Aim of the exercise :: Among the lines below, list those containing the string "this".

Dataset records ::
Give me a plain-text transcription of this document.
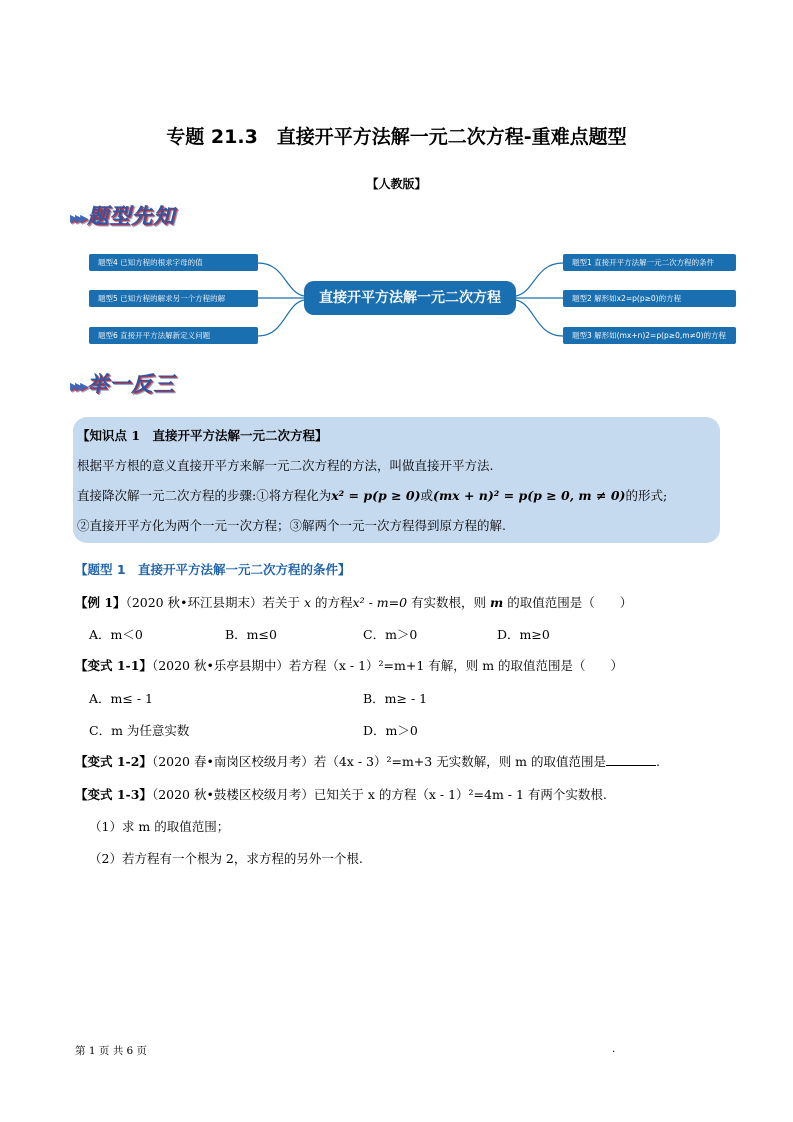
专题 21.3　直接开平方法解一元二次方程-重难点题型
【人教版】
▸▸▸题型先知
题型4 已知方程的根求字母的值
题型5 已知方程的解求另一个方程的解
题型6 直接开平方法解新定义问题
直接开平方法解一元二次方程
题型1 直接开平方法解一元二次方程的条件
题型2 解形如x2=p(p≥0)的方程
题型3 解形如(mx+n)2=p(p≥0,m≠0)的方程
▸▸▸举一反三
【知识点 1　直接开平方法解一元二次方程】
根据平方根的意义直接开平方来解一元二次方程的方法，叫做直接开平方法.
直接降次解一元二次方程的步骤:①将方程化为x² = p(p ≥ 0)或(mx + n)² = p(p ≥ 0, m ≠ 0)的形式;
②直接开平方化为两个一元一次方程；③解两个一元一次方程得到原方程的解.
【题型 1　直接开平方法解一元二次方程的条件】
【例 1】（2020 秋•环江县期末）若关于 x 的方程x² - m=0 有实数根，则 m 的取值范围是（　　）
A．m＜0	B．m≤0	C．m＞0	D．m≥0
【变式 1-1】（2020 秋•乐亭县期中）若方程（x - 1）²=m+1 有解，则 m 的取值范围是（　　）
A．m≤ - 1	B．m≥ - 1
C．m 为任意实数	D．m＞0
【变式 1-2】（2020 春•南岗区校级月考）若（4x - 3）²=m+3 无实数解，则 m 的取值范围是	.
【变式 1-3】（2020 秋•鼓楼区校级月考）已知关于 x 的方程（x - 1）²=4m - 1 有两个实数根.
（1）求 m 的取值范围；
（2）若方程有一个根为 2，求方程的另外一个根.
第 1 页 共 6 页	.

--

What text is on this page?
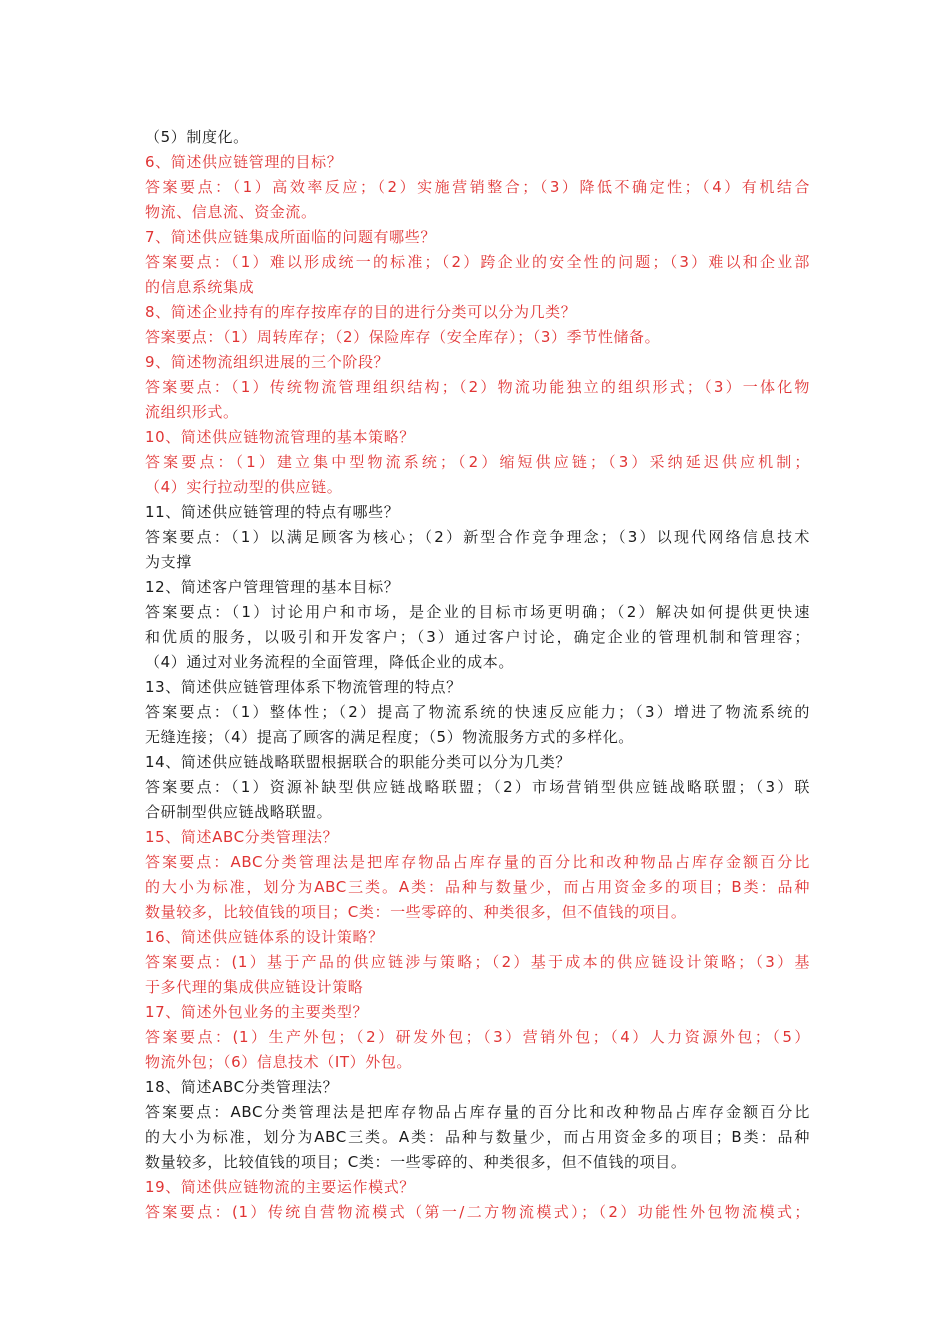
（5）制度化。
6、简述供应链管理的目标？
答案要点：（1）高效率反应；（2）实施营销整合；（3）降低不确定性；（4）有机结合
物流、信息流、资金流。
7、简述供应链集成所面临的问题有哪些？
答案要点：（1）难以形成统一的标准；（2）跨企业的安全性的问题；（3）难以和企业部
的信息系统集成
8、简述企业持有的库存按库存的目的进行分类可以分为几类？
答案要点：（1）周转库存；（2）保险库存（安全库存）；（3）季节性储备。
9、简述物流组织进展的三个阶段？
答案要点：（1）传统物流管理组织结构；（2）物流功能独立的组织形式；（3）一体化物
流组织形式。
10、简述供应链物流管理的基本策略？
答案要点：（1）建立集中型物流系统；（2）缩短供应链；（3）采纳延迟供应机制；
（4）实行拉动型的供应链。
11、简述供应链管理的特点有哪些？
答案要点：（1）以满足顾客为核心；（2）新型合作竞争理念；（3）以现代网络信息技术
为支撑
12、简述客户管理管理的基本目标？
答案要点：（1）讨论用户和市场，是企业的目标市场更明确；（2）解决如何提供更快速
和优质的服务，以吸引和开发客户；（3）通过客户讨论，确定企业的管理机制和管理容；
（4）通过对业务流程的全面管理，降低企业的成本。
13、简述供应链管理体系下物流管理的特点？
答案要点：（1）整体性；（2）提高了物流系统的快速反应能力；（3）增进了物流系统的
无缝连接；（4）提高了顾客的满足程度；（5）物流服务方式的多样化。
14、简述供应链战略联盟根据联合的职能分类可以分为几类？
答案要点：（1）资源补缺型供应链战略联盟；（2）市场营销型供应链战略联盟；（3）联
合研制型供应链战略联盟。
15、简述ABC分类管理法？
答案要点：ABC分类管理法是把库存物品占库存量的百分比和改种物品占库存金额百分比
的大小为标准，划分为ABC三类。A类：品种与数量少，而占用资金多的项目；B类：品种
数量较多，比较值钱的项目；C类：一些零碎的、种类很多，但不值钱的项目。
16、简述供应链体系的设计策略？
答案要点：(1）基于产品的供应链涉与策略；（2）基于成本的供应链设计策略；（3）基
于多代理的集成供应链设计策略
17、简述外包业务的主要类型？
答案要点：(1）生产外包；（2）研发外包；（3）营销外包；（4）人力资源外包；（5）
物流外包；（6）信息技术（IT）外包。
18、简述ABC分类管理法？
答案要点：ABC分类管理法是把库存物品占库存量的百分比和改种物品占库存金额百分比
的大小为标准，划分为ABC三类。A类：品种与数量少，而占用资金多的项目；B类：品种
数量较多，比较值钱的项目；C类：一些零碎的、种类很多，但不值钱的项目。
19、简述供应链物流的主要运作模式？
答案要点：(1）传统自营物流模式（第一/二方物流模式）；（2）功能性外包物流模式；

Task output ::
Give me a plain-text transcription of this document.
What text is on this page?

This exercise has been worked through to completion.